__Work instructions__
Return the full listing exactly as it is written.

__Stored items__
'''
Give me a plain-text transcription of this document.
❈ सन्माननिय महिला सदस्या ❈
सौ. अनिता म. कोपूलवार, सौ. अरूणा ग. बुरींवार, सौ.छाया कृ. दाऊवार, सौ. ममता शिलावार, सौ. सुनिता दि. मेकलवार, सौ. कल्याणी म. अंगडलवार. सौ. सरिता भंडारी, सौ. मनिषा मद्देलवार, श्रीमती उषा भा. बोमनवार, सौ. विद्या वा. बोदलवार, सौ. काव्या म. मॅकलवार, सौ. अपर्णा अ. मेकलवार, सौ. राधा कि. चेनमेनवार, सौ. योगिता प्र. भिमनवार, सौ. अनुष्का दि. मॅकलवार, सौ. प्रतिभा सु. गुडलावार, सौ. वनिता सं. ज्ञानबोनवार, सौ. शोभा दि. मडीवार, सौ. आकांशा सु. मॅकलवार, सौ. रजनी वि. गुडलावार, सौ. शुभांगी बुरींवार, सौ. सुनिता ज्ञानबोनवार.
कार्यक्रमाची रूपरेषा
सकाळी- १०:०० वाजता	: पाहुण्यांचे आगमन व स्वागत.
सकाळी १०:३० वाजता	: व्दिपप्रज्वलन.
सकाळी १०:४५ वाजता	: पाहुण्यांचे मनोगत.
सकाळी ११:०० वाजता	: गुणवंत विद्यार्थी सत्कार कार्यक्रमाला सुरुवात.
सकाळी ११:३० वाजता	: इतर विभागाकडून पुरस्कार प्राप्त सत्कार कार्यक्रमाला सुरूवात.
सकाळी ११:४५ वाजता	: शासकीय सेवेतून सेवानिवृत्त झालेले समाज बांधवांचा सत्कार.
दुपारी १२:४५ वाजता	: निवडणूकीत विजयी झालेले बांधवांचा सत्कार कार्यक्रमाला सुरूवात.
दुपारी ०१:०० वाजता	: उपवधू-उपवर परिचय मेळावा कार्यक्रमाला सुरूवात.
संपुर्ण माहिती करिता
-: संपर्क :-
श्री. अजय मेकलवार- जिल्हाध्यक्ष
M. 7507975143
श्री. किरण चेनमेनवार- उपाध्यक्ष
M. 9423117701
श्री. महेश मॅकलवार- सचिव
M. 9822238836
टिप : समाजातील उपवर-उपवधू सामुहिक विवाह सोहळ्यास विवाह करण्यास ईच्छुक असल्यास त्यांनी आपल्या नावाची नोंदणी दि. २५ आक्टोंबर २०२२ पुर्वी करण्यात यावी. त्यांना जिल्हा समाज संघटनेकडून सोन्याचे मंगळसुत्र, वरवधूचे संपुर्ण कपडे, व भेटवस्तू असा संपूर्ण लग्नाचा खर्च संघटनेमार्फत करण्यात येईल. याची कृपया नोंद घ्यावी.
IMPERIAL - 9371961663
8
'''
__Output for this exercise__
Give me a plain-text transcription of this document.
❈ सन्माननिय महिला सदस्या ❈
सौ. अनिता म. कोपूलवार, सौ. अरूणा ग. बुरींवार, सौ.छाया कृ. दाऊवार, सौ. ममता शिलावार, सौ. सुनिता दि. मेकलवार, सौ. कल्याणी म. अंगडलवार. सौ. सरिता भंडारी, सौ. मनिषा मद्देलवार, श्रीमती उषा भा. बोमनवार, सौ. विद्या वा. बोदलवार, सौ. काव्या म. मॅकलवार, सौ. अपर्णा अ. मेकलवार, सौ. राधा कि. चेनमेनवार, सौ. योगिता प्र. भिमनवार, सौ. अनुष्का दि. मॅकलवार, सौ. प्रतिभा सु. गुडलावार, सौ. वनिता सं. ज्ञानबोनवार, सौ. शोभा दि. मडीवार, सौ. आकांशा सु. मॅकलवार, सौ. रजनी वि. गुडलावार, सौ. शुभांगी बुरींवार, सौ. सुनिता ज्ञानबोनवार.
कार्यक्रमाची रूपरेषा
सकाळी- १०:०० वाजता	: पाहुण्यांचे आगमन व स्वागत.
सकाळी १०:३० वाजता	: व्दिपप्रज्वलन.
सकाळी १०:४५ वाजता	: पाहुण्यांचे मनोगत.
सकाळी ११:०० वाजता	: गुणवंत विद्यार्थी सत्कार कार्यक्रमाला सुरुवात.
सकाळी ११:३० वाजता	: इतर विभागाकडून पुरस्कार प्राप्त सत्कार कार्यक्रमाला सुरूवात.
सकाळी ११:४५ वाजता	: शासकीय सेवेतून सेवानिवृत्त झालेले समाज बांधवांचा सत्कार.
दुपारी १२:४५ वाजता	: निवडणूकीत विजयी झालेले बांधवांचा सत्कार कार्यक्रमाला सुरूवात.
दुपारी ०१:०० वाजता	: उपवधू-उपवर परिचय मेळावा कार्यक्रमाला सुरूवात.
संपुर्ण माहिती करिता
-: संपर्क :-
श्री. अजय मेकलवार- जिल्हाध्यक्ष
M. 7507975143
श्री. किरण चेनमेनवार- उपाध्यक्ष
M. 9423117701
श्री. महेश मॅकलवार- सचिव
M. 9822238836
टिप : समाजातील उपवर-उपवधू सामुहिक विवाह सोहळ्यास विवाह करण्यास ईच्छुक असल्यास त्यांनी आपल्या नावाची नोंदणी दि. २५ आक्टोंबर २०२२ पुर्वी करण्यात यावी. त्यांना जिल्हा समाज संघटनेकडून सोन्याचे मंगळसुत्र, वरवधूचे संपुर्ण कपडे, व भेटवस्तू असा संपूर्ण लग्नाचा खर्च संघटनेमार्फत करण्यात येईल. याची कृपया नोंद घ्यावी.
IMPERIAL - 9371961663
8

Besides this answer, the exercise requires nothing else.